>> begin
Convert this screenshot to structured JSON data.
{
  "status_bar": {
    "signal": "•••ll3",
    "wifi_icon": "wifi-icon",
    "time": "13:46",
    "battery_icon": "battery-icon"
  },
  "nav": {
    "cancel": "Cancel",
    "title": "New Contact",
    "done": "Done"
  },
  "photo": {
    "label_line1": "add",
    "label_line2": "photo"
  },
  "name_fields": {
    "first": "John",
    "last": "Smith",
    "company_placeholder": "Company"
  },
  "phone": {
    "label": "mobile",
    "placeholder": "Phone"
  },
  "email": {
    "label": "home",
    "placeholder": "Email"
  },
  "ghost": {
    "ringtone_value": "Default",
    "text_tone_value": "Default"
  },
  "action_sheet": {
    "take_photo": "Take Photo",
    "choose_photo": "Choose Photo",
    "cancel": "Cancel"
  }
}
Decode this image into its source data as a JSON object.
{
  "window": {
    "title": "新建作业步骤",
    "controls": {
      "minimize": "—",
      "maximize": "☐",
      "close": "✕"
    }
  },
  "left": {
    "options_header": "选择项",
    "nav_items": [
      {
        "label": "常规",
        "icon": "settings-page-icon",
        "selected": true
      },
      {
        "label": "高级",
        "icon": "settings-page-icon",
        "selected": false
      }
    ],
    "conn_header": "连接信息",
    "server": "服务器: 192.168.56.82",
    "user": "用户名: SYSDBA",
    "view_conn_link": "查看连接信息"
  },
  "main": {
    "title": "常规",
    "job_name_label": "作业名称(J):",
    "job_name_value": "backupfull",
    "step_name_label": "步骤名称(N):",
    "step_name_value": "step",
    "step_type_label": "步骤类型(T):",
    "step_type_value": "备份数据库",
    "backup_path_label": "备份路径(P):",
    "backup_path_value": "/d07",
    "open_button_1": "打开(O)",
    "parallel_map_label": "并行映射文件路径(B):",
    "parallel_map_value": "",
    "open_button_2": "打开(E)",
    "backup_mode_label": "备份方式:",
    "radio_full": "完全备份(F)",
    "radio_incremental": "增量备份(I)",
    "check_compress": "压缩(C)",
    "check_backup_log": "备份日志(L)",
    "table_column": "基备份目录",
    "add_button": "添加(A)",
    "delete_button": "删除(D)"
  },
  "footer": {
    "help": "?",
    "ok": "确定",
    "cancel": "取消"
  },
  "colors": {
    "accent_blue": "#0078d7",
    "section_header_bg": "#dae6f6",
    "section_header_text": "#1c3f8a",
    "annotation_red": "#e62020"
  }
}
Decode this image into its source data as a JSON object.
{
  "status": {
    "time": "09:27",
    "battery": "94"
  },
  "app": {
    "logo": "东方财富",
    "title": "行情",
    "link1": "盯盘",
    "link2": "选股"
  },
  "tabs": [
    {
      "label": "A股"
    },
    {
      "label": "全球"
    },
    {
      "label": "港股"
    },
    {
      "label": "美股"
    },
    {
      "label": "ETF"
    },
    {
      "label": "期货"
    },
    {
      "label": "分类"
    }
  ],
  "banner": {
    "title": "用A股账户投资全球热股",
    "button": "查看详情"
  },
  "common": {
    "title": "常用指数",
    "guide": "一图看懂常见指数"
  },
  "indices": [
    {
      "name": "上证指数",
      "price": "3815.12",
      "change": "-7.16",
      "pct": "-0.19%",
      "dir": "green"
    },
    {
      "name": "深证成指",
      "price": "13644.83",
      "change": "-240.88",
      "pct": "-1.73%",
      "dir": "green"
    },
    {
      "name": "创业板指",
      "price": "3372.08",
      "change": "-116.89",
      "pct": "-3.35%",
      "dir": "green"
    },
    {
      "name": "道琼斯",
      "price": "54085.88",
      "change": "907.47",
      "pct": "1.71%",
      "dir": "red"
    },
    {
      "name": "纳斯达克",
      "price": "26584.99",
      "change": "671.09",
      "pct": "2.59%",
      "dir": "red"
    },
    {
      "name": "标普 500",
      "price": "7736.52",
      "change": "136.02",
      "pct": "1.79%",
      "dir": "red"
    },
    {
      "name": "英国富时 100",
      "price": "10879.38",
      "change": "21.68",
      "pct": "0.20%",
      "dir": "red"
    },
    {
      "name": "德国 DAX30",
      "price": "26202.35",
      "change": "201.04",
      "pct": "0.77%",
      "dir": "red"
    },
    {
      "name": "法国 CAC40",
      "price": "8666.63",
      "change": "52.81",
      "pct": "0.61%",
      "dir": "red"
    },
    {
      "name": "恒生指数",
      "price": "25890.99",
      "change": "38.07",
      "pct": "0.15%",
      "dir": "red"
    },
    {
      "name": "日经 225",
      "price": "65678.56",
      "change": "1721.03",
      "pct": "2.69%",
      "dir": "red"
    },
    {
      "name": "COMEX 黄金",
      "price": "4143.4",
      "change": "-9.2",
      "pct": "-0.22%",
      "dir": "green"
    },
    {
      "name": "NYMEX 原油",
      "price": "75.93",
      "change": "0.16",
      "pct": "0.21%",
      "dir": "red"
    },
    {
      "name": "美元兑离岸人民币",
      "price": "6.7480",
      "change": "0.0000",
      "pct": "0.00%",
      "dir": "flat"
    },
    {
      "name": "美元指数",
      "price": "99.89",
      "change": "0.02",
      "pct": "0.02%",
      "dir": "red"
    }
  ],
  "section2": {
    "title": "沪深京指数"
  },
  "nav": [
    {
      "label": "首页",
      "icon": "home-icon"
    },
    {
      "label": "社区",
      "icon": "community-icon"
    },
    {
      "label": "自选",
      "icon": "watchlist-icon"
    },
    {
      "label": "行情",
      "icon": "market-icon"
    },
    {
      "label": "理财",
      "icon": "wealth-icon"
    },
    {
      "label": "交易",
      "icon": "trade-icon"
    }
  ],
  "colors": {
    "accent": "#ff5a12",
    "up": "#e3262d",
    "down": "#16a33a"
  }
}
>> end
◆ **WORK TO COMPLETE**:
Transcribe every entry exactly.

◆ **RESULT OF THIS TASK**:
Convert this screenshot to structured JSON data.
{
  "status_bar": {
    "signal": "•••ll3",
    "wifi_icon": "wifi-icon",
    "time": "13:46",
    "battery_icon": "battery-icon"
  },
  "nav": {
    "cancel": "Cancel",
    "title": "New Contact",
    "done": "Done"
  },
  "photo": {
    "label_line1": "add",
    "label_line2": "photo"
  },
  "name_fields": {
    "first": "John",
    "last": "Smith",
    "company_placeholder": "Company"
  },
  "phone": {
    "label": "mobile",
    "placeholder": "Phone"
  },
  "email": {
    "label": "home",
    "placeholder": "Email"
  },
  "ghost": {
    "ringtone_value": "Default",
    "text_tone_value": "Default"
  },
  "action_sheet": {
    "take_photo": "Take Photo",
    "choose_photo": "Choose Photo",
    "cancel": "Cancel"
  }
}
Decode this image into its source data as a JSON object.
{
  "window": {
    "title": "新建作业步骤",
    "controls": {
      "minimize": "—",
      "maximize": "☐",
      "close": "✕"
    }
  },
  "left": {
    "options_header": "选择项",
    "nav_items": [
      {
        "label": "常规",
        "icon": "settings-page-icon",
        "selected": true
      },
      {
        "label": "高级",
        "icon": "settings-page-icon",
        "selected": false
      }
    ],
    "conn_header": "连接信息",
    "server": "服务器: 192.168.56.82",
    "user": "用户名: SYSDBA",
    "view_conn_link": "查看连接信息"
  },
  "main": {
    "title": "常规",
    "job_name_label": "作业名称(J):",
    "job_name_value": "backupfull",
    "step_name_label": "步骤名称(N):",
    "step_name_value": "step",
    "step_type_label": "步骤类型(T):",
    "step_type_value": "备份数据库",
    "backup_path_label": "备份路径(P):",
    "backup_path_value": "/d07",
    "open_button_1": "打开(O)",
    "parallel_map_label": "并行映射文件路径(B):",
    "parallel_map_value": "",
    "open_button_2": "打开(E)",
    "backup_mode_label": "备份方式:",
    "radio_full": "完全备份(F)",
    "radio_incremental": "增量备份(I)",
    "check_compress": "压缩(C)",
    "check_backup_log": "备份日志(L)",
    "table_column": "基备份目录",
    "add_button": "添加(A)",
    "delete_button": "删除(D)"
  },
  "footer": {
    "help": "?",
    "ok": "确定",
    "cancel": "取消"
  },
  "colors": {
    "accent_blue": "#0078d7",
    "section_header_bg": "#dae6f6",
    "section_header_text": "#1c3f8a",
    "annotation_red": "#e62020"
  }
}
Decode this image into its source data as a JSON object.
{
  "status": {
    "time": "09:27",
    "battery": "94"
  },
  "app": {
    "logo": "东方财富",
    "title": "行情",
    "link1": "盯盘",
    "link2": "选股"
  },
  "tabs": [
    {
      "label": "A股"
    },
    {
      "label": "全球"
    },
    {
      "label": "港股"
    },
    {
      "label": "美股"
    },
    {
      "label": "ETF"
    },
    {
      "label": "期货"
    },
    {
      "label": "分类"
    }
  ],
  "banner": {
    "title": "用A股账户投资全球热股",
    "button": "查看详情"
  },
  "common": {
    "title": "常用指数",
    "guide": "一图看懂常见指数"
  },
  "indices": [
    {
      "name": "上证指数",
      "price": "3815.12",
      "change": "-7.16",
      "pct": "-0.19%",
      "dir": "green"
    },
    {
      "name": "深证成指",
      "price": "13644.83",
      "change": "-240.88",
      "pct": "-1.73%",
      "dir": "green"
    },
    {
      "name": "创业板指",
      "price": "3372.08",
      "change": "-116.89",
      "pct": "-3.35%",
      "dir": "green"
    },
    {
      "name": "道琼斯",
      "price": "54085.88",
      "change": "907.47",
      "pct": "1.71%",
      "dir": "red"
    },
    {
      "name": "纳斯达克",
      "price": "26584.99",
      "change": "671.09",
      "pct": "2.59%",
      "dir": "red"
    },
    {
      "name": "标普 500",
      "price": "7736.52",
      "change": "136.02",
      "pct": "1.79%",
      "dir": "red"
    },
    {
      "name": "英国富时 100",
      "price": "10879.38",
      "change": "21.68",
      "pct": "0.20%",
      "dir": "red"
    },
    {
      "name": "德国 DAX30",
      "price": "26202.35",
      "change": "201.04",
      "pct": "0.77%",
      "dir": "red"
    },
    {
      "name": "法国 CAC40",
      "price": "8666.63",
      "change": "52.81",
      "pct": "0.61%",
      "dir": "red"
    },
    {
      "name": "恒生指数",
      "price": "25890.99",
      "change": "38.07",
      "pct": "0.15%",
      "dir": "red"
    },
    {
      "name": "日经 225",
      "price": "65678.56",
      "change": "1721.03",
      "pct": "2.69%",
      "dir": "red"
    },
    {
      "name": "COMEX 黄金",
      "price": "4143.4",
      "change": "-9.2",
      "pct": "-0.22%",
      "dir": "green"
    },
    {
      "name": "NYMEX 原油",
      "price": "75.93",
      "change": "0.16",
      "pct": "0.21%",
      "dir": "red"
    },
    {
      "name": "美元兑离岸人民币",
      "price": "6.7480",
      "change": "0.0000",
      "pct": "0.00%",
      "dir": "flat"
    },
    {
      "name": "美元指数",
      "price": "99.89",
      "change": "0.02",
      "pct": "0.02%",
      "dir": "red"
    }
  ],
  "section2": {
    "title": "沪深京指数"
  },
  "nav": [
    {
      "label": "首页",
      "icon": "home-icon"
    },
    {
      "label": "社区",
      "icon": "community-icon"
    },
    {
      "label": "自选",
      "icon": "watchlist-icon"
    },
    {
      "label": "行情",
      "icon": "market-icon"
    },
    {
      "label": "理财",
      "icon": "wealth-icon"
    },
    {
      "label": "交易",
      "icon": "trade-icon"
    }
  ],
  "colors": {
    "accent": "#ff5a12",
    "up": "#e3262d",
    "down": "#16a33a"
  }
}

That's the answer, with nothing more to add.